• REQUIRED WORK:
Repeat the records below exactly as they appear.

• SUPPLIED DATA:
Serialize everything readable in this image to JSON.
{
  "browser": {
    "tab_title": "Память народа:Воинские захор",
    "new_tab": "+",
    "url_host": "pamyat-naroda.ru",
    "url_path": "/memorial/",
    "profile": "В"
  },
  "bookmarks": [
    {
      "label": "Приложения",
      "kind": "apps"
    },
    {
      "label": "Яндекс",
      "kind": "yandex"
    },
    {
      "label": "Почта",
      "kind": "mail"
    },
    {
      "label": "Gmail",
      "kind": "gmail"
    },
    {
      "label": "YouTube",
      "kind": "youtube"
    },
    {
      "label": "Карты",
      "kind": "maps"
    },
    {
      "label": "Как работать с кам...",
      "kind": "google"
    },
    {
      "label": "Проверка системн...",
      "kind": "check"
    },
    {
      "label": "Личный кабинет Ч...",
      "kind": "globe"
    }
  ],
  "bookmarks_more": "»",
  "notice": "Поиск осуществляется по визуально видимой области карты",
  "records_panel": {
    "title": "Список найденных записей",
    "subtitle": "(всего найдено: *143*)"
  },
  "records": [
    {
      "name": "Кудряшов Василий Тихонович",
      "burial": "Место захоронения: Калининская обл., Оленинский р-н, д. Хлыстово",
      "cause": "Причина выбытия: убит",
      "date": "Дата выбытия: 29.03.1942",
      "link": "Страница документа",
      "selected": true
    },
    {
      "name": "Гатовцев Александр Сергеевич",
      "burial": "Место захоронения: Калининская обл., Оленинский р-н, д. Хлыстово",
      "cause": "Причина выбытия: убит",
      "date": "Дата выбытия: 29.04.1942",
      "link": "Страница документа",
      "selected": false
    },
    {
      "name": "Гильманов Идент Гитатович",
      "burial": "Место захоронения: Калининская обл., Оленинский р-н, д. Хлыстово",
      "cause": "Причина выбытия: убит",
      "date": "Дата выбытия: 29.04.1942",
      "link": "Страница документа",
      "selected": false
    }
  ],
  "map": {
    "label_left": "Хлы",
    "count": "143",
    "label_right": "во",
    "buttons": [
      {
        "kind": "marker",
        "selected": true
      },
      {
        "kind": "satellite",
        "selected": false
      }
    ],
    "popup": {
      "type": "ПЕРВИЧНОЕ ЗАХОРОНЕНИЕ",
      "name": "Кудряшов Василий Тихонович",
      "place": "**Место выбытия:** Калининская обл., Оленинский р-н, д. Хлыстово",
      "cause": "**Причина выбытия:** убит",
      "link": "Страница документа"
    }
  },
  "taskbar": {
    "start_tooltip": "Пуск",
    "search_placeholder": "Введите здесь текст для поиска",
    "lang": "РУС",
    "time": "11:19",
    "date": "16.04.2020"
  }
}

• EXERCISE SOLUTION:
Serialize everything readable in this image to JSON.
{
  "browser": {
    "tab_title": "Память народа:Воинские захор",
    "new_tab": "+",
    "url_host": "pamyat-naroda.ru",
    "url_path": "/memorial/",
    "profile": "В"
  },
  "bookmarks": [
    {
      "label": "Приложения",
      "kind": "apps"
    },
    {
      "label": "Яндекс",
      "kind": "yandex"
    },
    {
      "label": "Почта",
      "kind": "mail"
    },
    {
      "label": "Gmail",
      "kind": "gmail"
    },
    {
      "label": "YouTube",
      "kind": "youtube"
    },
    {
      "label": "Карты",
      "kind": "maps"
    },
    {
      "label": "Как работать с кам...",
      "kind": "google"
    },
    {
      "label": "Проверка системн...",
      "kind": "check"
    },
    {
      "label": "Личный кабинет Ч...",
      "kind": "globe"
    }
  ],
  "bookmarks_more": "»",
  "notice": "Поиск осуществляется по визуально видимой области карты",
  "records_panel": {
    "title": "Список найденных записей",
    "subtitle": "(всего найдено: *143*)"
  },
  "records": [
    {
      "name": "Кудряшов Василий Тихонович",
      "burial": "Место захоронения: Калининская обл., Оленинский р-н, д. Хлыстово",
      "cause": "Причина выбытия: убит",
      "date": "Дата выбытия: 29.03.1942",
      "link": "Страница документа",
      "selected": true
    },
    {
      "name": "Гатовцев Александр Сергеевич",
      "burial": "Место захоронения: Калининская обл., Оленинский р-н, д. Хлыстово",
      "cause": "Причина выбытия: убит",
      "date": "Дата выбытия: 29.04.1942",
      "link": "Страница документа",
      "selected": false
    },
    {
      "name": "Гильманов Идент Гитатович",
      "burial": "Место захоронения: Калининская обл., Оленинский р-н, д. Хлыстово",
      "cause": "Причина выбытия: убит",
      "date": "Дата выбытия: 29.04.1942",
      "link": "Страница документа",
      "selected": false
    }
  ],
  "map": {
    "label_left": "Хлы",
    "count": "143",
    "label_right": "во",
    "buttons": [
      {
        "kind": "marker",
        "selected": true
      },
      {
        "kind": "satellite",
        "selected": false
      }
    ],
    "popup": {
      "type": "ПЕРВИЧНОЕ ЗАХОРОНЕНИЕ",
      "name": "Кудряшов Василий Тихонович",
      "place": "**Место выбытия:** Калининская обл., Оленинский р-н, д. Хлыстово",
      "cause": "**Причина выбытия:** убит",
      "link": "Страница документа"
    }
  },
  "taskbar": {
    "start_tooltip": "Пуск",
    "search_placeholder": "Введите здесь текст для поиска",
    "lang": "РУС",
    "time": "11:19",
    "date": "16.04.2020"
  }
}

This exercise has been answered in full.